begin SUPPLIED RECORDS

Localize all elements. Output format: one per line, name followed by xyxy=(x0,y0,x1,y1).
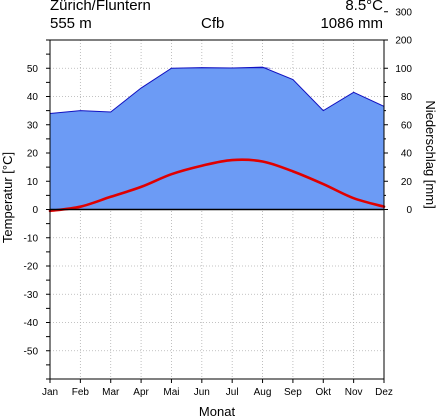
y-left-tick-label: -50 xyxy=(24,346,39,357)
station-name: Zürich/Fluntern xyxy=(50,0,151,14)
precipitation-line xyxy=(49,66,385,114)
x-tick-label: Dez xyxy=(375,387,393,398)
x-tick-label: Aug xyxy=(254,387,272,398)
y-right-tick-label: 200 xyxy=(395,36,412,47)
x-tick-label: Mai xyxy=(163,387,179,398)
x-tick-label: Nov xyxy=(345,387,363,398)
y-left-tick-label: 50 xyxy=(27,64,39,75)
y-right-tick-label: 40 xyxy=(401,149,413,160)
x-tick-label: Mar xyxy=(102,387,120,398)
y-right-tick-label: 100 xyxy=(395,64,412,75)
y-right-tick-label: 60 xyxy=(401,120,413,131)
x-axis-title: Monat xyxy=(199,404,236,418)
x-tick-label: Feb xyxy=(72,387,90,398)
y-right-tick-label: 80 xyxy=(401,92,413,103)
y-left-tick-label: 10 xyxy=(27,177,39,188)
x-tick-label: Apr xyxy=(133,387,149,398)
x-tick-label: Sep xyxy=(284,387,302,398)
x-tick-label: Jul xyxy=(226,387,239,398)
temperature-series xyxy=(48,158,386,213)
y-axis-left-title: Temperatur [°C] xyxy=(0,152,15,243)
y-right-tick-label: 300 xyxy=(395,7,412,18)
station-altitude: 555 m xyxy=(50,15,92,32)
y-right-tick-label: 0 xyxy=(406,205,412,216)
axes: -50 -40 -30 -20 -10 0 10 20 30 40 50 0 20 40 60 80 100 20… xyxy=(24,7,413,398)
y-left-tick-label: -40 xyxy=(24,318,39,329)
x-tick-label: Okt xyxy=(315,387,331,398)
y-left-tick-label: 20 xyxy=(27,149,39,160)
y-left-tick-label: 40 xyxy=(27,92,39,103)
x-tick-label: Jan xyxy=(42,387,58,398)
annual-precipitation: 1086 mm xyxy=(320,15,383,32)
y-left-tick-label: 0 xyxy=(32,205,38,216)
climate-class: Cfb xyxy=(201,15,225,32)
y-left-tick-label: -20 xyxy=(24,262,39,273)
temperature-line xyxy=(48,158,386,213)
y-left-tick-label: -10 xyxy=(24,233,39,244)
y-right-tick-label: 20 xyxy=(401,177,413,188)
y-axis-right-title: Niederschlag [mm] xyxy=(423,100,438,208)
x-tick-label: Jun xyxy=(194,387,210,398)
mean-temperature: 8.5°C xyxy=(345,0,383,14)
y-left-tick-label: -30 xyxy=(24,290,39,301)
y-left-tick-label: 30 xyxy=(27,120,39,131)
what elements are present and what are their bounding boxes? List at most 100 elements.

end SUPPLIED RECORDS

**WHAT IS REQUIRED**
Lay out everything above from the line containing "y-left-tick-label: -50 xyxy=(24,346,39,357)" down to the line containing "y-axis-right-title: Niederschlag [mm]" as a Markdown table with the columns Row and Line, skipping any blank lines.

**SOLUTION**
| Row | Line |
|---|---|
| 1 | y-left-tick-label: -50 xyxy=(24,346,39,357) |
| 2 | station-name: Zürich/Fluntern xyxy=(50,0,151,14) |
| 3 | precipitation-line xyxy=(49,66,385,114) |
| 4 | x-tick-label: Dez xyxy=(375,387,393,398) |
| 5 | x-tick-label: Aug xyxy=(254,387,272,398) |
| 6 | y-right-tick-label: 200 xyxy=(395,36,412,47) |
| 7 | x-tick-label: Mai xyxy=(163,387,179,398) |
| 8 | x-tick-label: Nov xyxy=(345,387,363,398) |
| 9 | y-left-tick-label: 50 xyxy=(27,64,39,75) |
| 10 | y-right-tick-label: 40 xyxy=(401,149,413,160) |
| 11 | x-tick-label: Mar xyxy=(102,387,120,398) |
| 12 | y-right-tick-label: 100 xyxy=(395,64,412,75) |
| 13 | y-right-tick-label: 60 xyxy=(401,120,413,131) |
| 14 | x-axis-title: Monat xyxy=(199,404,236,418) |
| 15 | x-tick-label: Feb xyxy=(72,387,90,398) |
| 16 | y-right-tick-label: 80 xyxy=(401,92,413,103) |
| 17 | y-left-tick-label: 10 xyxy=(27,177,39,188) |
| 18 | x-tick-label: Apr xyxy=(133,387,149,398) |
| 19 | x-tick-label: Sep xyxy=(284,387,302,398) |
| 20 | x-tick-label: Jul xyxy=(226,387,239,398) |
| 21 | temperature-series xyxy=(48,158,386,213) |
| 22 | y-axis-left-title: Temperatur [°C] xyxy=(0,152,15,243) |
| 23 | y-right-tick-label: 300 xyxy=(395,7,412,18) |
| 24 | station-altitude: 555 m xyxy=(50,15,92,32) |
| 25 | y-right-tick-label: 0 xyxy=(406,205,412,216) |
| 26 | axes: -50 -40 -30 -20 -10 0 10 20 30 40 50 0 20 40 60 80 100 20… xyxy=(24,7,413,398) |
| 27 | y-left-tick-label: -40 xyxy=(24,318,39,329) |
| 28 | x-tick-label: Okt xyxy=(315,387,331,398) |
| 29 | y-left-tick-label: 20 xyxy=(27,149,39,160) |
| 30 | y-left-tick-label: 40 xyxy=(27,92,39,103) |
| 31 | x-tick-label: Jan xyxy=(42,387,58,398) |
| 32 | annual-precipitation: 1086 mm xyxy=(320,15,383,32) |
| 33 | y-left-tick-label: 0 xyxy=(32,205,38,216) |
| 34 | climate-class: Cfb xyxy=(201,15,225,32) |
| 35 | y-left-tick-label: -20 xyxy=(24,262,39,273) |
| 36 | temperature-line xyxy=(48,158,386,213) |
| 37 | y-left-tick-label: -10 xyxy=(24,233,39,244) |
| 38 | y-right-tick-label: 20 xyxy=(401,177,413,188) |
| 39 | y-axis-right-title: Niederschlag [mm] xyxy=(423,100,438,208) |